Task to carry out:
Every line of the listing must be reproduced as it stands. Leave the images behind.

Extracted data entries:

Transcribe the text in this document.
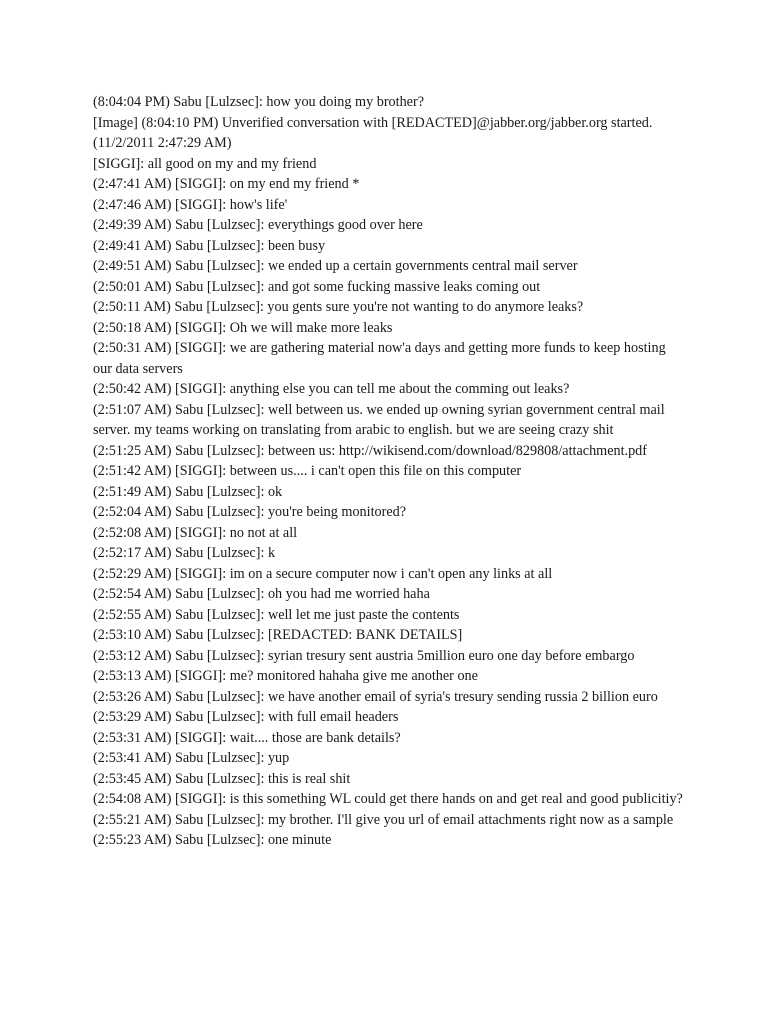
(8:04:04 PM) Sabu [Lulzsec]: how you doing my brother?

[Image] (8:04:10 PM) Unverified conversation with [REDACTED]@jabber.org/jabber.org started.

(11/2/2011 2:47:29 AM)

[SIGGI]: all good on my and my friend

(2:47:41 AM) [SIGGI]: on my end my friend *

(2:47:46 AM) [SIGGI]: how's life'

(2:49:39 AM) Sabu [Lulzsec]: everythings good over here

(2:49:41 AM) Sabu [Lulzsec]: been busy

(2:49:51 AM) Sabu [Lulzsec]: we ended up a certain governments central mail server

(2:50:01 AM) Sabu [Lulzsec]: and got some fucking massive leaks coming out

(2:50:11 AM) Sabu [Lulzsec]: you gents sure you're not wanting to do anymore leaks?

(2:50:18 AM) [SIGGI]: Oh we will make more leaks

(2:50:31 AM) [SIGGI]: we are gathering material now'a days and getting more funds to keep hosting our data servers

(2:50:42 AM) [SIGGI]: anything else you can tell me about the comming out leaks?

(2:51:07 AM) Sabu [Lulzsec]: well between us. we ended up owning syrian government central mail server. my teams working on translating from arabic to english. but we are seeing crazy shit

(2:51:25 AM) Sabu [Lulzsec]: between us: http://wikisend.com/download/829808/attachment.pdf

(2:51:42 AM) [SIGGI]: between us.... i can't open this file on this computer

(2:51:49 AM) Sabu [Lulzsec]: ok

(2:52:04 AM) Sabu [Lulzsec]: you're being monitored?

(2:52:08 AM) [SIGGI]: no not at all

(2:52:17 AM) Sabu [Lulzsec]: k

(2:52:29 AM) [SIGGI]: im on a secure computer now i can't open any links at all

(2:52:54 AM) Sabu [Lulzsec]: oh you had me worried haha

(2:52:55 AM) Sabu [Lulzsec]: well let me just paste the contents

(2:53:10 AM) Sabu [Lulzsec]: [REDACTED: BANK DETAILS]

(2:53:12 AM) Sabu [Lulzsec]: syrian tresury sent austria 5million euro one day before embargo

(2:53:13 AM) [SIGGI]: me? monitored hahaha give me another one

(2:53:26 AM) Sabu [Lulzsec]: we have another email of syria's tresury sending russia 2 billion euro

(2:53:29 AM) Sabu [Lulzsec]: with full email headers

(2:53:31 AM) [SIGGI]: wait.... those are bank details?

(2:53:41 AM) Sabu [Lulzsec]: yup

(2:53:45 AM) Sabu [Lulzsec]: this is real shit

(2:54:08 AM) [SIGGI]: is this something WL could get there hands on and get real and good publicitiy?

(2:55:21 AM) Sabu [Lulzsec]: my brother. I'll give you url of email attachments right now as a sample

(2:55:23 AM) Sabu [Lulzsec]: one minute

Exercise output:
Transcribe the text in this document.
(8:04:04 PM) Sabu [Lulzsec]: how you doing my brother?

[Image] (8:04:10 PM) Unverified conversation with [REDACTED]@jabber.org/jabber.org started.

(11/2/2011 2:47:29 AM)

[SIGGI]: all good on my and my friend

(2:47:41 AM) [SIGGI]: on my end my friend *

(2:47:46 AM) [SIGGI]: how's life'

(2:49:39 AM) Sabu [Lulzsec]: everythings good over here

(2:49:41 AM) Sabu [Lulzsec]: been busy

(2:49:51 AM) Sabu [Lulzsec]: we ended up a certain governments central mail server

(2:50:01 AM) Sabu [Lulzsec]: and got some fucking massive leaks coming out

(2:50:11 AM) Sabu [Lulzsec]: you gents sure you're not wanting to do anymore leaks?

(2:50:18 AM) [SIGGI]: Oh we will make more leaks

(2:50:31 AM) [SIGGI]: we are gathering material now'a days and getting more funds to keep hosting our data servers

(2:50:42 AM) [SIGGI]: anything else you can tell me about the comming out leaks?

(2:51:07 AM) Sabu [Lulzsec]: well between us. we ended up owning syrian government central mail server. my teams working on translating from arabic to english. but we are seeing crazy shit

(2:51:25 AM) Sabu [Lulzsec]: between us: http://wikisend.com/download/829808/attachment.pdf

(2:51:42 AM) [SIGGI]: between us.... i can't open this file on this computer

(2:51:49 AM) Sabu [Lulzsec]: ok

(2:52:04 AM) Sabu [Lulzsec]: you're being monitored?

(2:52:08 AM) [SIGGI]: no not at all

(2:52:17 AM) Sabu [Lulzsec]: k

(2:52:29 AM) [SIGGI]: im on a secure computer now i can't open any links at all

(2:52:54 AM) Sabu [Lulzsec]: oh you had me worried haha

(2:52:55 AM) Sabu [Lulzsec]: well let me just paste the contents

(2:53:10 AM) Sabu [Lulzsec]: [REDACTED: BANK DETAILS]

(2:53:12 AM) Sabu [Lulzsec]: syrian tresury sent austria 5million euro one day before embargo

(2:53:13 AM) [SIGGI]: me? monitored hahaha give me another one

(2:53:26 AM) Sabu [Lulzsec]: we have another email of syria's tresury sending russia 2 billion euro

(2:53:29 AM) Sabu [Lulzsec]: with full email headers

(2:53:31 AM) [SIGGI]: wait.... those are bank details?

(2:53:41 AM) Sabu [Lulzsec]: yup

(2:53:45 AM) Sabu [Lulzsec]: this is real shit

(2:54:08 AM) [SIGGI]: is this something WL could get there hands on and get real and good publicitiy?

(2:55:21 AM) Sabu [Lulzsec]: my brother. I'll give you url of email attachments right now as a sample

(2:55:23 AM) Sabu [Lulzsec]: one minute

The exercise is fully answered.